- [Task statement]:
Reproduce all the entries precisely.

- [Collected data]:
================================

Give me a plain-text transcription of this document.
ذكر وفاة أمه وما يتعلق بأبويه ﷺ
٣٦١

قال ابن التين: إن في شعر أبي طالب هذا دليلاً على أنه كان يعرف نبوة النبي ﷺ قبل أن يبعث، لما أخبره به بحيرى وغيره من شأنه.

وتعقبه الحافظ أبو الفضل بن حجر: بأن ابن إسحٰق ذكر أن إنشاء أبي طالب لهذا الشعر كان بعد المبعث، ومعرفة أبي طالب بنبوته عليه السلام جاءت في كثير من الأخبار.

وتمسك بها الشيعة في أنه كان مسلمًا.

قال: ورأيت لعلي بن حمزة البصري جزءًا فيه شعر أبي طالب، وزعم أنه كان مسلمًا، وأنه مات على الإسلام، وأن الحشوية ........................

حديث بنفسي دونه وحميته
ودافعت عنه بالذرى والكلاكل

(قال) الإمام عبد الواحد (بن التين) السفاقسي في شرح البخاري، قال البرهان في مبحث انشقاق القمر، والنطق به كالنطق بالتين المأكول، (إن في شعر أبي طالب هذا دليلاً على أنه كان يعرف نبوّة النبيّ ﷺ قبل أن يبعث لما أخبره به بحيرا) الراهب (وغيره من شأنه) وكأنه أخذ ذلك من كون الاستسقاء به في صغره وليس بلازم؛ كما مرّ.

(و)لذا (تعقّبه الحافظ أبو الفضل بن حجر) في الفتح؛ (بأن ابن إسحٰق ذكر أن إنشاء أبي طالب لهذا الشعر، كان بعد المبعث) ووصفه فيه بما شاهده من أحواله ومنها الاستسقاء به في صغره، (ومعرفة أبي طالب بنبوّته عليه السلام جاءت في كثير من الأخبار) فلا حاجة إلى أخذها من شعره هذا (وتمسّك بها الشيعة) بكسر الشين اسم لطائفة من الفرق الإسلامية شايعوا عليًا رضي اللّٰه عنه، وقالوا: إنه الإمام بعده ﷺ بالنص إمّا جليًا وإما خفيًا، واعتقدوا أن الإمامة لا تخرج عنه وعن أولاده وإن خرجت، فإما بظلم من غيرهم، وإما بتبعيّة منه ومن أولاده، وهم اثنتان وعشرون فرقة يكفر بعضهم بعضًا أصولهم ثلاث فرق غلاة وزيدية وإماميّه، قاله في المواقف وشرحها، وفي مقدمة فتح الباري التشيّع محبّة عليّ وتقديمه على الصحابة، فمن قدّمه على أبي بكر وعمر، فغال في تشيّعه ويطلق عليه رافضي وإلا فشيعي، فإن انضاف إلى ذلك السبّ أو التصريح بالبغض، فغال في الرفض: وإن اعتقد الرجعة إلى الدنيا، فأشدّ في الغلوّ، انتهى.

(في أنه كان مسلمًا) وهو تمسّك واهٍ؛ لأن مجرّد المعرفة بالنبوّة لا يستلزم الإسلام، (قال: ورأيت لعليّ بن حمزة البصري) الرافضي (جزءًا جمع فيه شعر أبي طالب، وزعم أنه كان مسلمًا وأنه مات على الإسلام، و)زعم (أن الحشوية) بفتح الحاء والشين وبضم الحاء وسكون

================================

- [Exercise response]:
Give me a plain-text transcription of this document.
ذكر وفاة أمه وما يتعلق بأبويه ﷺ
٣٦١

قال ابن التين: إن في شعر أبي طالب هذا دليلاً على أنه كان يعرف نبوة النبي ﷺ قبل أن يبعث، لما أخبره به بحيرى وغيره من شأنه.

وتعقبه الحافظ أبو الفضل بن حجر: بأن ابن إسحٰق ذكر أن إنشاء أبي طالب لهذا الشعر كان بعد المبعث، ومعرفة أبي طالب بنبوته عليه السلام جاءت في كثير من الأخبار.

وتمسك بها الشيعة في أنه كان مسلمًا.

قال: ورأيت لعلي بن حمزة البصري جزءًا فيه شعر أبي طالب، وزعم أنه كان مسلمًا، وأنه مات على الإسلام، وأن الحشوية ........................

حديث بنفسي دونه وحميته
ودافعت عنه بالذرى والكلاكل

(قال) الإمام عبد الواحد (بن التين) السفاقسي في شرح البخاري، قال البرهان في مبحث انشقاق القمر، والنطق به كالنطق بالتين المأكول، (إن في شعر أبي طالب هذا دليلاً على أنه كان يعرف نبوّة النبيّ ﷺ قبل أن يبعث لما أخبره به بحيرا) الراهب (وغيره من شأنه) وكأنه أخذ ذلك من كون الاستسقاء به في صغره وليس بلازم؛ كما مرّ.

(و)لذا (تعقّبه الحافظ أبو الفضل بن حجر) في الفتح؛ (بأن ابن إسحٰق ذكر أن إنشاء أبي طالب لهذا الشعر، كان بعد المبعث) ووصفه فيه بما شاهده من أحواله ومنها الاستسقاء به في صغره، (ومعرفة أبي طالب بنبوّته عليه السلام جاءت في كثير من الأخبار) فلا حاجة إلى أخذها من شعره هذا (وتمسّك بها الشيعة) بكسر الشين اسم لطائفة من الفرق الإسلامية شايعوا عليًا رضي اللّٰه عنه، وقالوا: إنه الإمام بعده ﷺ بالنص إمّا جليًا وإما خفيًا، واعتقدوا أن الإمامة لا تخرج عنه وعن أولاده وإن خرجت، فإما بظلم من غيرهم، وإما بتبعيّة منه ومن أولاده، وهم اثنتان وعشرون فرقة يكفر بعضهم بعضًا أصولهم ثلاث فرق غلاة وزيدية وإماميّه، قاله في المواقف وشرحها، وفي مقدمة فتح الباري التشيّع محبّة عليّ وتقديمه على الصحابة، فمن قدّمه على أبي بكر وعمر، فغال في تشيّعه ويطلق عليه رافضي وإلا فشيعي، فإن انضاف إلى ذلك السبّ أو التصريح بالبغض، فغال في الرفض: وإن اعتقد الرجعة إلى الدنيا، فأشدّ في الغلوّ، انتهى.

(في أنه كان مسلمًا) وهو تمسّك واهٍ؛ لأن مجرّد المعرفة بالنبوّة لا يستلزم الإسلام، (قال: ورأيت لعليّ بن حمزة البصري) الرافضي (جزءًا جمع فيه شعر أبي طالب، وزعم أنه كان مسلمًا وأنه مات على الإسلام، و)زعم (أن الحشوية) بفتح الحاء والشين وبضم الحاء وسكون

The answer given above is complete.